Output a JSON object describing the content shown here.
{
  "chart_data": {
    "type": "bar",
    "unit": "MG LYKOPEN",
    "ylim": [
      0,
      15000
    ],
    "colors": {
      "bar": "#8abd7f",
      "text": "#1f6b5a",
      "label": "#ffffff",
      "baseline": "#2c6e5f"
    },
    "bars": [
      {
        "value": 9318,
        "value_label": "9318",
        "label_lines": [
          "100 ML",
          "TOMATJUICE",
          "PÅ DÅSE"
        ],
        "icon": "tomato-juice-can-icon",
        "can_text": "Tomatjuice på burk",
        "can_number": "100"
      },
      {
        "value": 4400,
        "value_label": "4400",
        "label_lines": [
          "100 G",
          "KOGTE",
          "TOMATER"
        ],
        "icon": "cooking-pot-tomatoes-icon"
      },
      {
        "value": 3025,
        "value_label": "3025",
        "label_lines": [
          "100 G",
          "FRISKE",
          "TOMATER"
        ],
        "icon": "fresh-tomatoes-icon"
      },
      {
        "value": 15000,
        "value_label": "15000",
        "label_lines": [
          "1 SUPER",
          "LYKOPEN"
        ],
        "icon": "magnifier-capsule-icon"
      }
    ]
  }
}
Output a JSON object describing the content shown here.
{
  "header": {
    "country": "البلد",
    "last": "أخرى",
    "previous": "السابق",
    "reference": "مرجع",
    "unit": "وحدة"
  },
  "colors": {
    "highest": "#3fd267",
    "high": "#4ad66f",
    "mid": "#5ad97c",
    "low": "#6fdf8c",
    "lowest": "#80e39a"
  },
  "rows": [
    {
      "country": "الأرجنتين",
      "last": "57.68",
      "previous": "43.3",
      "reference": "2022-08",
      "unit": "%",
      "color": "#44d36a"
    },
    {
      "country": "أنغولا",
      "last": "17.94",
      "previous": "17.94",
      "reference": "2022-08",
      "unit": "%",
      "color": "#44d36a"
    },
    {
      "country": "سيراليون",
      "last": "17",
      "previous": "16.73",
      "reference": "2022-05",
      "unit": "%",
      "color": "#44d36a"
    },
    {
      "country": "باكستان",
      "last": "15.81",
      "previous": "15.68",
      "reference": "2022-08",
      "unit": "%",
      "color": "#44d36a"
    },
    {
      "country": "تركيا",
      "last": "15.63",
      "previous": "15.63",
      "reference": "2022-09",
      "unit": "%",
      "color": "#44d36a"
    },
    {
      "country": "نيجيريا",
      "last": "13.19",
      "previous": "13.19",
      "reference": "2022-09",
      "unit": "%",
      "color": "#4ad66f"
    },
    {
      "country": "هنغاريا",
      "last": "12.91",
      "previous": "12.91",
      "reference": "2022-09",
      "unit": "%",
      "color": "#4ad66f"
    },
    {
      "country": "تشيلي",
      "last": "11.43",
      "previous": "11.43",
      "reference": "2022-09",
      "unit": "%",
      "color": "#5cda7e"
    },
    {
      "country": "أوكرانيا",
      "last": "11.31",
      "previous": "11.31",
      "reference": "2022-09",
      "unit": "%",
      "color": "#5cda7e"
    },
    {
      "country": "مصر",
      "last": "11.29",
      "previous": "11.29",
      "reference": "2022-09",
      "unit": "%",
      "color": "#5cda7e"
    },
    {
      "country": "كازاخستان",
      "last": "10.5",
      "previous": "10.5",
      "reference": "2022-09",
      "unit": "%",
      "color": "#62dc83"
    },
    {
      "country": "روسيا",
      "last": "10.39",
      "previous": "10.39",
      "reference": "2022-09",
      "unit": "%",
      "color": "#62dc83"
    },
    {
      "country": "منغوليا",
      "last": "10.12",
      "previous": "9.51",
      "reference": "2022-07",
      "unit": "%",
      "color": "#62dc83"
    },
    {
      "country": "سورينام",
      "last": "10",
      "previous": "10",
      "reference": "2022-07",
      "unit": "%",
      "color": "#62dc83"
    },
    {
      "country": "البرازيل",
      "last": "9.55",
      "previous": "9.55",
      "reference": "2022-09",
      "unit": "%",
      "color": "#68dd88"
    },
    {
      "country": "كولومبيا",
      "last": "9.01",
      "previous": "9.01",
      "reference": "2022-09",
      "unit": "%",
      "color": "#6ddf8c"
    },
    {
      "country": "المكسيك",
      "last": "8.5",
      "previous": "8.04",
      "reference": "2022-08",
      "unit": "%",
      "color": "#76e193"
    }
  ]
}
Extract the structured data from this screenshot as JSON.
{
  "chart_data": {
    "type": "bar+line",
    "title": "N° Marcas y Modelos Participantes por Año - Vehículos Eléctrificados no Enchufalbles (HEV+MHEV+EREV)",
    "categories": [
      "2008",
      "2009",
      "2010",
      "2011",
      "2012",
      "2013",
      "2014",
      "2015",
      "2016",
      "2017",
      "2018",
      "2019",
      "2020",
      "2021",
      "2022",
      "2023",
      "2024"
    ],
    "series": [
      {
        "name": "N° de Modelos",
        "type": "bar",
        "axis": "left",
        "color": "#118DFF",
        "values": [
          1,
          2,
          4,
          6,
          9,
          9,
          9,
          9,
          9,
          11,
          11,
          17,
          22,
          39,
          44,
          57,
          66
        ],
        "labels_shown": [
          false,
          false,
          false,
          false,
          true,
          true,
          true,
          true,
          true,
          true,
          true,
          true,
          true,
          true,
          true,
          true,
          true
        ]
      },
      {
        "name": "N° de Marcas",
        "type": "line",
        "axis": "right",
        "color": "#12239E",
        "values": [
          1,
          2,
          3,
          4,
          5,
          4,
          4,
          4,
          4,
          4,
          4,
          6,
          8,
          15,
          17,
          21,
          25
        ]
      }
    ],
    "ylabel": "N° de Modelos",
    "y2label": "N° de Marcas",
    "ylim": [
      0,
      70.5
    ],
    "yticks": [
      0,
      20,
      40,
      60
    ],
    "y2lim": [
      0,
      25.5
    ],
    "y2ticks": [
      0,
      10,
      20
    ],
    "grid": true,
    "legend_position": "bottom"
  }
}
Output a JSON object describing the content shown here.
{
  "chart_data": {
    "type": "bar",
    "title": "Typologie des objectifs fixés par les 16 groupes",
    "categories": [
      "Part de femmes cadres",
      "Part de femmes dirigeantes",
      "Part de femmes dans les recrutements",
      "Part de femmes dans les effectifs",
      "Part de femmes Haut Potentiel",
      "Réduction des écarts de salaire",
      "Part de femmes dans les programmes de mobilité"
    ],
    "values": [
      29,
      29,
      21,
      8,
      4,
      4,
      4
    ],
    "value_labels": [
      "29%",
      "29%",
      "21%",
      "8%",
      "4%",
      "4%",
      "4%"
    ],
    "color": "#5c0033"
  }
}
#####
◆ PROBLEM STATEMENT
Every entry must be quoted exactly as it appears above.

◆ COMPLETE ANSWER
Output a JSON object describing the content shown here.
{
  "chart_data": {
    "type": "bar",
    "unit": "MG LYKOPEN",
    "ylim": [
      0,
      15000
    ],
    "colors": {
      "bar": "#8abd7f",
      "text": "#1f6b5a",
      "label": "#ffffff",
      "baseline": "#2c6e5f"
    },
    "bars": [
      {
        "value": 9318,
        "value_label": "9318",
        "label_lines": [
          "100 ML",
          "TOMATJUICE",
          "PÅ DÅSE"
        ],
        "icon": "tomato-juice-can-icon",
        "can_text": "Tomatjuice på burk",
        "can_number": "100"
      },
      {
        "value": 4400,
        "value_label": "4400",
        "label_lines": [
          "100 G",
          "KOGTE",
          "TOMATER"
        ],
        "icon": "cooking-pot-tomatoes-icon"
      },
      {
        "value": 3025,
        "value_label": "3025",
        "label_lines": [
          "100 G",
          "FRISKE",
          "TOMATER"
        ],
        "icon": "fresh-tomatoes-icon"
      },
      {
        "value": 15000,
        "value_label": "15000",
        "label_lines": [
          "1 SUPER",
          "LYKOPEN"
        ],
        "icon": "magnifier-capsule-icon"
      }
    ]
  }
}
Output a JSON object describing the content shown here.
{
  "header": {
    "country": "البلد",
    "last": "أخرى",
    "previous": "السابق",
    "reference": "مرجع",
    "unit": "وحدة"
  },
  "colors": {
    "highest": "#3fd267",
    "high": "#4ad66f",
    "mid": "#5ad97c",
    "low": "#6fdf8c",
    "lowest": "#80e39a"
  },
  "rows": [
    {
      "country": "الأرجنتين",
      "last": "57.68",
      "previous": "43.3",
      "reference": "2022-08",
      "unit": "%",
      "color": "#44d36a"
    },
    {
      "country": "أنغولا",
      "last": "17.94",
      "previous": "17.94",
      "reference": "2022-08",
      "unit": "%",
      "color": "#44d36a"
    },
    {
      "country": "سيراليون",
      "last": "17",
      "previous": "16.73",
      "reference": "2022-05",
      "unit": "%",
      "color": "#44d36a"
    },
    {
      "country": "باكستان",
      "last": "15.81",
      "previous": "15.68",
      "reference": "2022-08",
      "unit": "%",
      "color": "#44d36a"
    },
    {
      "country": "تركيا",
      "last": "15.63",
      "previous": "15.63",
      "reference": "2022-09",
      "unit": "%",
      "color": "#44d36a"
    },
    {
      "country": "نيجيريا",
      "last": "13.19",
      "previous": "13.19",
      "reference": "2022-09",
      "unit": "%",
      "color": "#4ad66f"
    },
    {
      "country": "هنغاريا",
      "last": "12.91",
      "previous": "12.91",
      "reference": "2022-09",
      "unit": "%",
      "color": "#4ad66f"
    },
    {
      "country": "تشيلي",
      "last": "11.43",
      "previous": "11.43",
      "reference": "2022-09",
      "unit": "%",
      "color": "#5cda7e"
    },
    {
      "country": "أوكرانيا",
      "last": "11.31",
      "previous": "11.31",
      "reference": "2022-09",
      "unit": "%",
      "color": "#5cda7e"
    },
    {
      "country": "مصر",
      "last": "11.29",
      "previous": "11.29",
      "reference": "2022-09",
      "unit": "%",
      "color": "#5cda7e"
    },
    {
      "country": "كازاخستان",
      "last": "10.5",
      "previous": "10.5",
      "reference": "2022-09",
      "unit": "%",
      "color": "#62dc83"
    },
    {
      "country": "روسيا",
      "last": "10.39",
      "previous": "10.39",
      "reference": "2022-09",
      "unit": "%",
      "color": "#62dc83"
    },
    {
      "country": "منغوليا",
      "last": "10.12",
      "previous": "9.51",
      "reference": "2022-07",
      "unit": "%",
      "color": "#62dc83"
    },
    {
      "country": "سورينام",
      "last": "10",
      "previous": "10",
      "reference": "2022-07",
      "unit": "%",
      "color": "#62dc83"
    },
    {
      "country": "البرازيل",
      "last": "9.55",
      "previous": "9.55",
      "reference": "2022-09",
      "unit": "%",
      "color": "#68dd88"
    },
    {
      "country": "كولومبيا",
      "last": "9.01",
      "previous": "9.01",
      "reference": "2022-09",
      "unit": "%",
      "color": "#6ddf8c"
    },
    {
      "country": "المكسيك",
      "last": "8.5",
      "previous": "8.04",
      "reference": "2022-08",
      "unit": "%",
      "color": "#76e193"
    }
  ]
}
Extract the structured data from this screenshot as JSON.
{
  "chart_data": {
    "type": "bar+line",
    "title": "N° Marcas y Modelos Participantes por Año - Vehículos Eléctrificados no Enchufalbles (HEV+MHEV+EREV)",
    "categories": [
      "2008",
      "2009",
      "2010",
      "2011",
      "2012",
      "2013",
      "2014",
      "2015",
      "2016",
      "2017",
      "2018",
      "2019",
      "2020",
      "2021",
      "2022",
      "2023",
      "2024"
    ],
    "series": [
      {
        "name": "N° de Modelos",
        "type": "bar",
        "axis": "left",
        "color": "#118DFF",
        "values": [
          1,
          2,
          4,
          6,
          9,
          9,
          9,
          9,
          9,
          11,
          11,
          17,
          22,
          39,
          44,
          57,
          66
        ],
        "labels_shown": [
          false,
          false,
          false,
          false,
          true,
          true,
          true,
          true,
          true,
          true,
          true,
          true,
          true,
          true,
          true,
          true,
          true
        ]
      },
      {
        "name": "N° de Marcas",
        "type": "line",
        "axis": "right",
        "color": "#12239E",
        "values": [
          1,
          2,
          3,
          4,
          5,
          4,
          4,
          4,
          4,
          4,
          4,
          6,
          8,
          15,
          17,
          21,
          25
        ]
      }
    ],
    "ylabel": "N° de Modelos",
    "y2label": "N° de Marcas",
    "ylim": [
      0,
      70.5
    ],
    "yticks": [
      0,
      20,
      40,
      60
    ],
    "y2lim": [
      0,
      25.5
    ],
    "y2ticks": [
      0,
      10,
      20
    ],
    "grid": true,
    "legend_position": "bottom"
  }
}
Output a JSON object describing the content shown here.
{
  "chart_data": {
    "type": "bar",
    "title": "Typologie des objectifs fixés par les 16 groupes",
    "categories": [
      "Part de femmes cadres",
      "Part de femmes dirigeantes",
      "Part de femmes dans les recrutements",
      "Part de femmes dans les effectifs",
      "Part de femmes Haut Potentiel",
      "Réduction des écarts de salaire",
      "Part de femmes dans les programmes de mobilité"
    ],
    "values": [
      29,
      29,
      21,
      8,
      4,
      4,
      4
    ],
    "value_labels": [
      "29%",
      "29%",
      "21%",
      "8%",
      "4%",
      "4%",
      "4%"
    ],
    "color": "#5c0033"
  }
}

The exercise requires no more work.